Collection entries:
+ + +

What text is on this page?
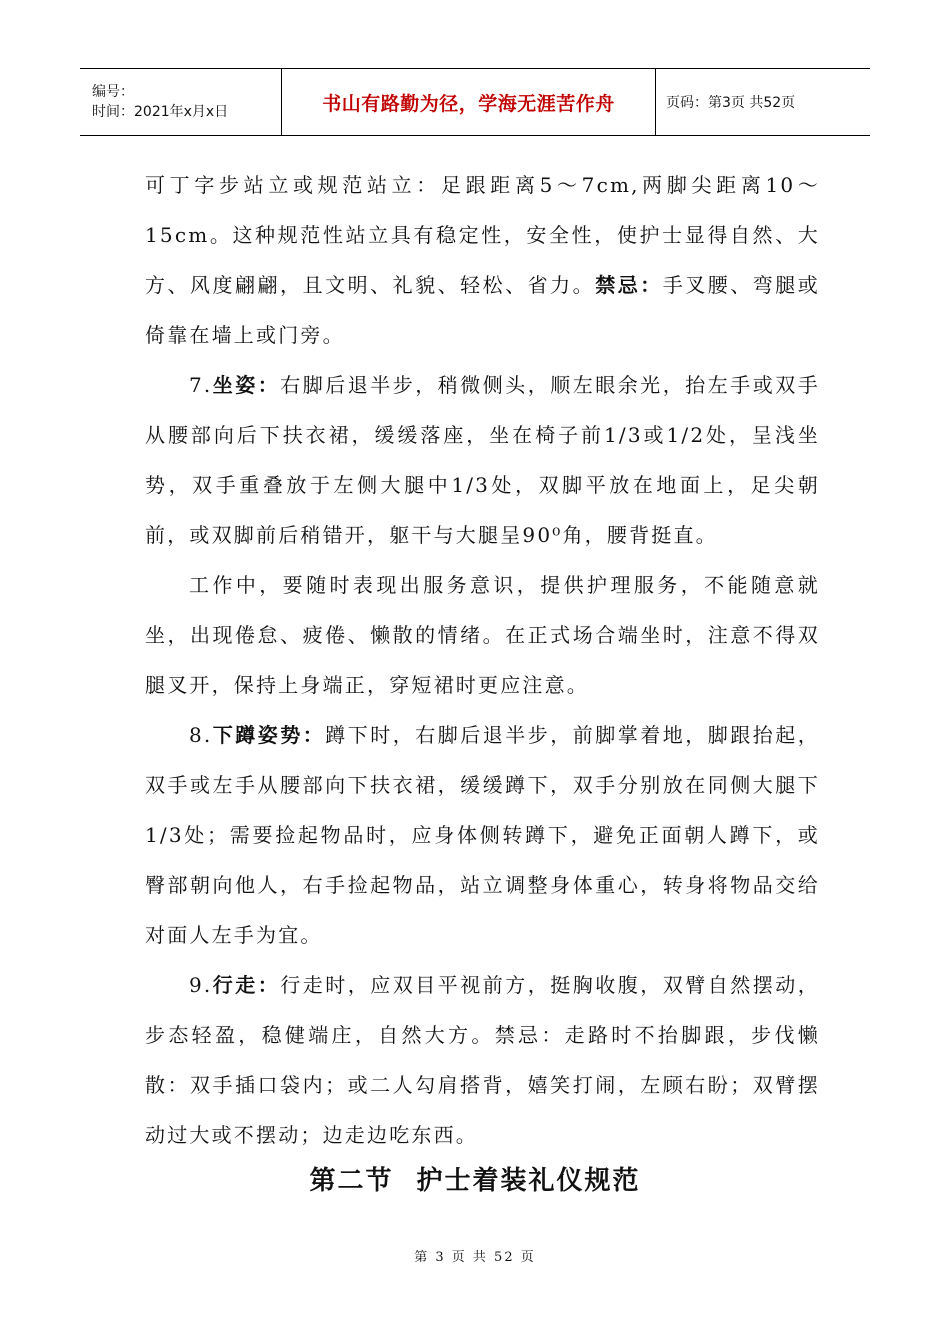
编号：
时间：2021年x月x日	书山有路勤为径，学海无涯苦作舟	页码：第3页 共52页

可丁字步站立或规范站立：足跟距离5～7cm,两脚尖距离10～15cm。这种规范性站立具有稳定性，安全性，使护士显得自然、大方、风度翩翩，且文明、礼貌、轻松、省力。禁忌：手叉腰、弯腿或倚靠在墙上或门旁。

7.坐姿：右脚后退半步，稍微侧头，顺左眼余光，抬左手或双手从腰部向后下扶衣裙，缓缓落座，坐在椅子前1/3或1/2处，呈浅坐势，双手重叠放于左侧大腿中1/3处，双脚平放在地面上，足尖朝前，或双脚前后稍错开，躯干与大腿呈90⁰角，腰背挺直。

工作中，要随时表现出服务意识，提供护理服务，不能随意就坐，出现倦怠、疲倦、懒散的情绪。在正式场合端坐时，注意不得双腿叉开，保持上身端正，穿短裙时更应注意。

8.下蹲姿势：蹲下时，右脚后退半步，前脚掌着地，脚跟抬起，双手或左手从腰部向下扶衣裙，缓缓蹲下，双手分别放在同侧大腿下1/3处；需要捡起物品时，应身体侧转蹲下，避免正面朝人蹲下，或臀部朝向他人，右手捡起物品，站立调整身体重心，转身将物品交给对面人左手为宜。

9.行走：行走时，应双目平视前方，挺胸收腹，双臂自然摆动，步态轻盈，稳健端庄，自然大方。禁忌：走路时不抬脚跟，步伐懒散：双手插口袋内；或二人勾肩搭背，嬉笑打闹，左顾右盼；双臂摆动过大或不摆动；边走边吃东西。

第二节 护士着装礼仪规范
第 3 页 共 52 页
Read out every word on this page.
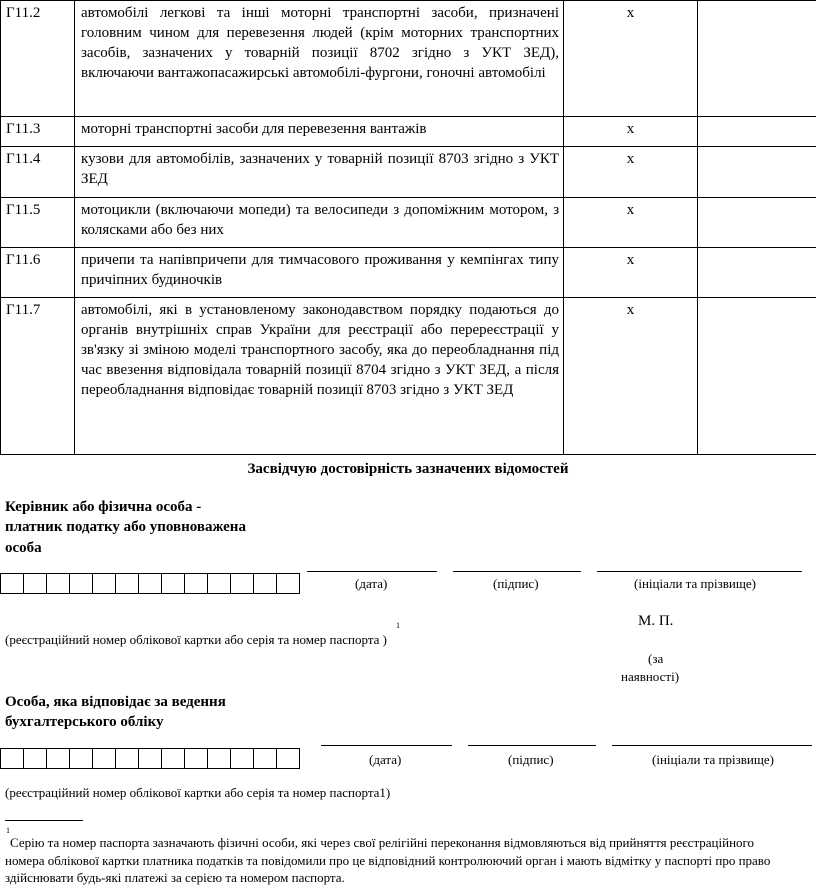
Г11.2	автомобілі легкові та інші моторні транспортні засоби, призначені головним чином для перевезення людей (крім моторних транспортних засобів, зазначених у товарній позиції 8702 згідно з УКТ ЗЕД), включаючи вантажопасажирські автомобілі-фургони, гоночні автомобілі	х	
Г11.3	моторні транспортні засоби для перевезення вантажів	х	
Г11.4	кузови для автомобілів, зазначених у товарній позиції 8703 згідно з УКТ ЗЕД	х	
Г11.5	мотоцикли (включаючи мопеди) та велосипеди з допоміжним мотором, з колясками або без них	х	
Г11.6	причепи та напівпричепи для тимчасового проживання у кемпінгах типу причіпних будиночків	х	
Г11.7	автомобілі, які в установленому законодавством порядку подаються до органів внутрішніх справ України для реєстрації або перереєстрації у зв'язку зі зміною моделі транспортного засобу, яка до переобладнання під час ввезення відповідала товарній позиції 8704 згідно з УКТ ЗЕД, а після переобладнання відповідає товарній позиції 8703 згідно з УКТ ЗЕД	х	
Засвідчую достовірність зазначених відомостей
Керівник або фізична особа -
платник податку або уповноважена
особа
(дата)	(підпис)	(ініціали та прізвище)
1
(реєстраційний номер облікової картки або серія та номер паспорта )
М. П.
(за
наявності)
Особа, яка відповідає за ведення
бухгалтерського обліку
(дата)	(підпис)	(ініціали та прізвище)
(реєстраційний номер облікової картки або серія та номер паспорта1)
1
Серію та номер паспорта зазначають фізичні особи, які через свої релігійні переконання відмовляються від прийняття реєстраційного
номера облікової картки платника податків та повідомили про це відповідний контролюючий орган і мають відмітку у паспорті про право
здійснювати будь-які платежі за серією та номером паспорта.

+ + +

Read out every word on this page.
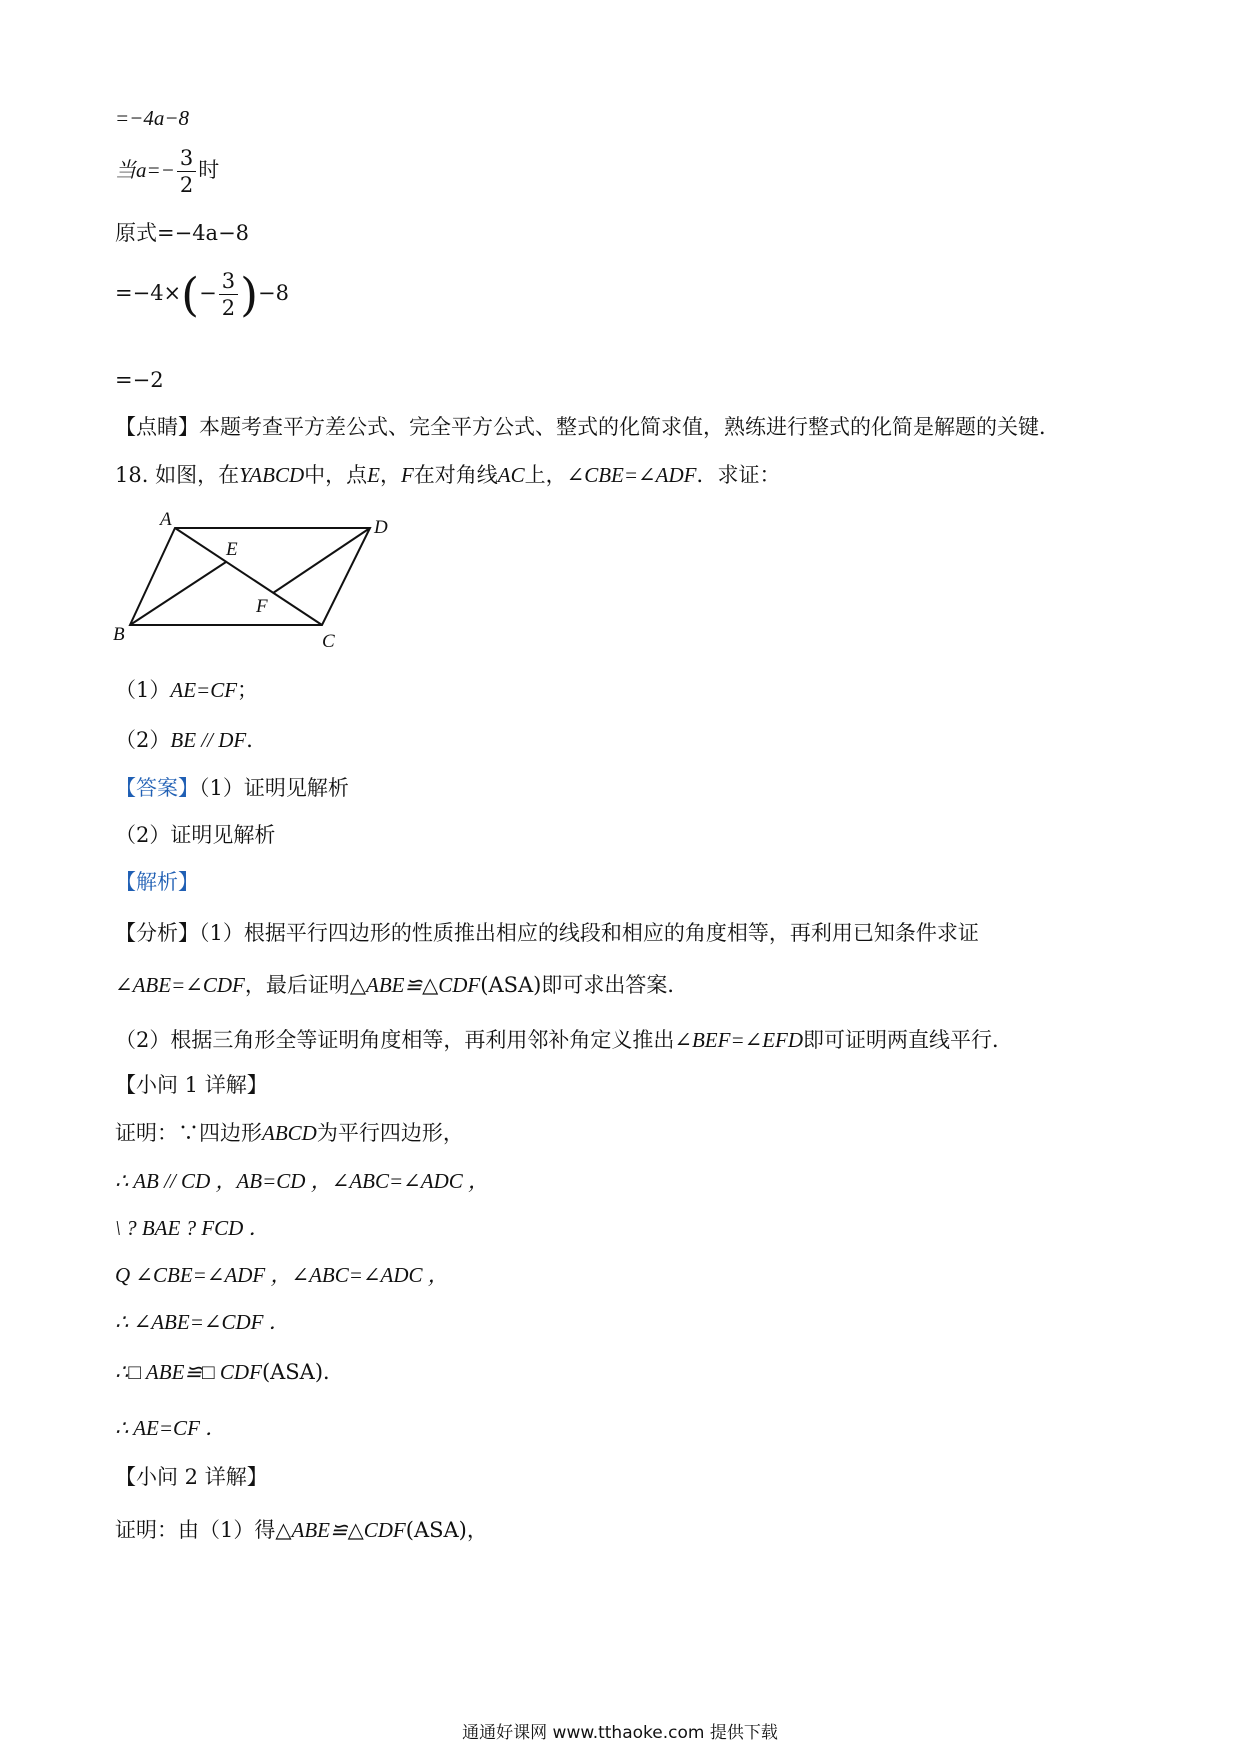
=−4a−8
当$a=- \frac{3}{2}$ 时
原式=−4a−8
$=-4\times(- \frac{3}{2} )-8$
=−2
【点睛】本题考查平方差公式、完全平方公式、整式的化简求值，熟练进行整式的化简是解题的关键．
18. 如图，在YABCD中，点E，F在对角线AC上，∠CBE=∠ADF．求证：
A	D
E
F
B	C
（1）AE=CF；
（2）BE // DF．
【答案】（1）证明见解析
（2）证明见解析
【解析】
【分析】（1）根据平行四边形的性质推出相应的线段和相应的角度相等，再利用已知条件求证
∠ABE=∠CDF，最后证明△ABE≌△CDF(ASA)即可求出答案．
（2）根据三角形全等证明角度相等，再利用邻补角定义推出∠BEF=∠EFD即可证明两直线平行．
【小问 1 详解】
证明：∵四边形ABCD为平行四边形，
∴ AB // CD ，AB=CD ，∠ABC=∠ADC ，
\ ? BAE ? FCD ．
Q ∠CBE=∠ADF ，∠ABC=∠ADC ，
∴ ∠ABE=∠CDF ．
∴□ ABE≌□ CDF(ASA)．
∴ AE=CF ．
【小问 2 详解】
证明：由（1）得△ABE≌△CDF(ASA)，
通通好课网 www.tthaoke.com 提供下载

+ + +

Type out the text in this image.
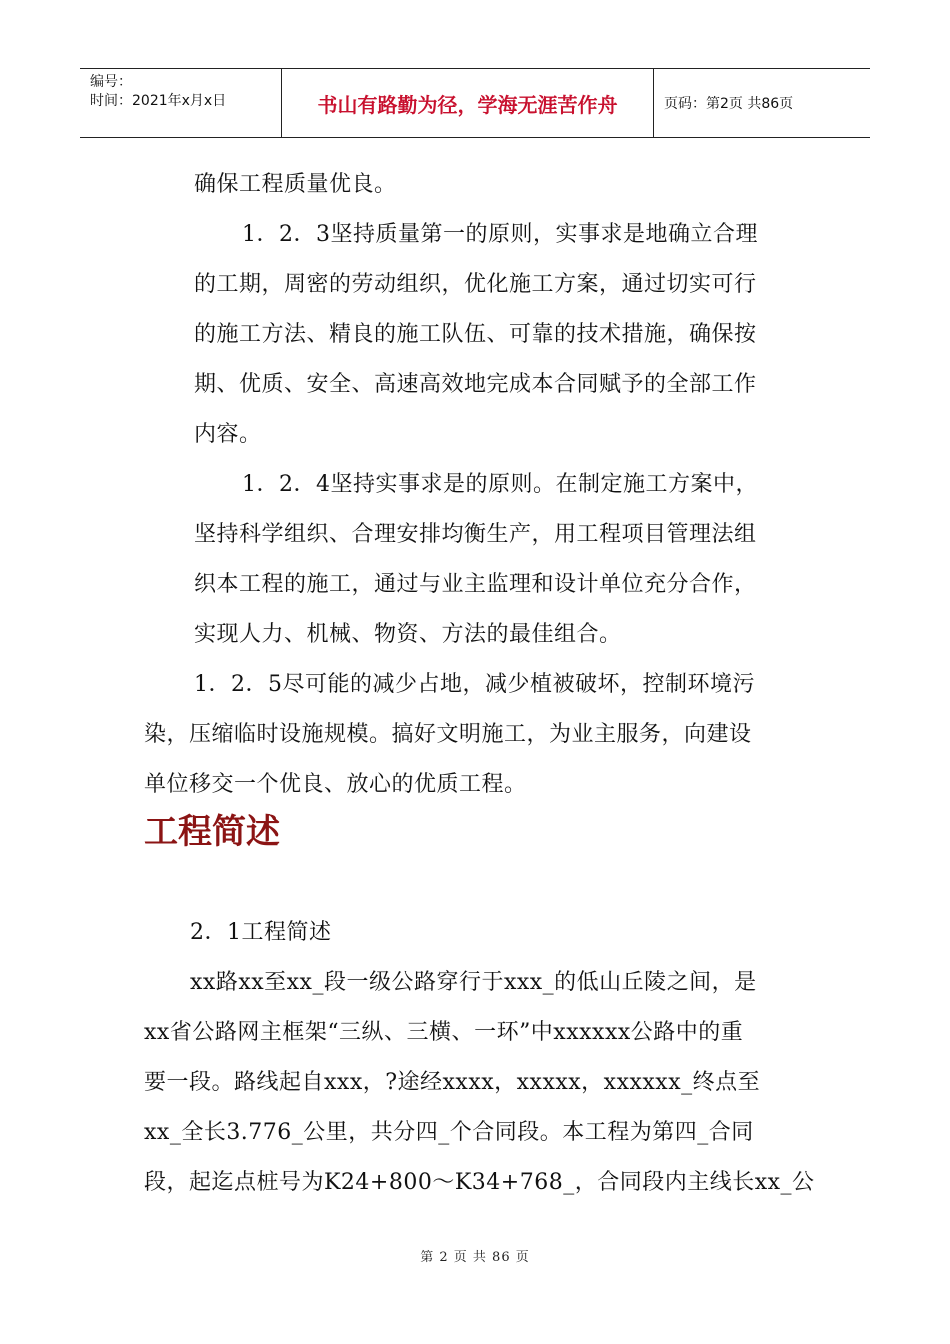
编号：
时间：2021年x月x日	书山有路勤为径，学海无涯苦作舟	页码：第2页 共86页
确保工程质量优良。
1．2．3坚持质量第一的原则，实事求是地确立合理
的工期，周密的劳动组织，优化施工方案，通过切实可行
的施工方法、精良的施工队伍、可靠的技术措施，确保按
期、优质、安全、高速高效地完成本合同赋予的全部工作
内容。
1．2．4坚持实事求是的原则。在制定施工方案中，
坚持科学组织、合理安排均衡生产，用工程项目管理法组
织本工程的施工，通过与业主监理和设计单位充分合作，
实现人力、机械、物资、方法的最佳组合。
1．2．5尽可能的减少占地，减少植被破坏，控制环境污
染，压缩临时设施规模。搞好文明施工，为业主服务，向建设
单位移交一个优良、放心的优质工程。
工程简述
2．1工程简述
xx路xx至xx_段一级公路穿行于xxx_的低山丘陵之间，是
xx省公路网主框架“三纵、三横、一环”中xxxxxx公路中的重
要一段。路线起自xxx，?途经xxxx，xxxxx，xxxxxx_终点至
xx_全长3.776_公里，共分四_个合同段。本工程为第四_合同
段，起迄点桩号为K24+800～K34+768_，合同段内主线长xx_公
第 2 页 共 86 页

+ + +

WRITTEN INSTRUCTION:
Return nothing except the number of lines that include the string "学海无涯苦作舟".

CORRECT RESPONSE:
2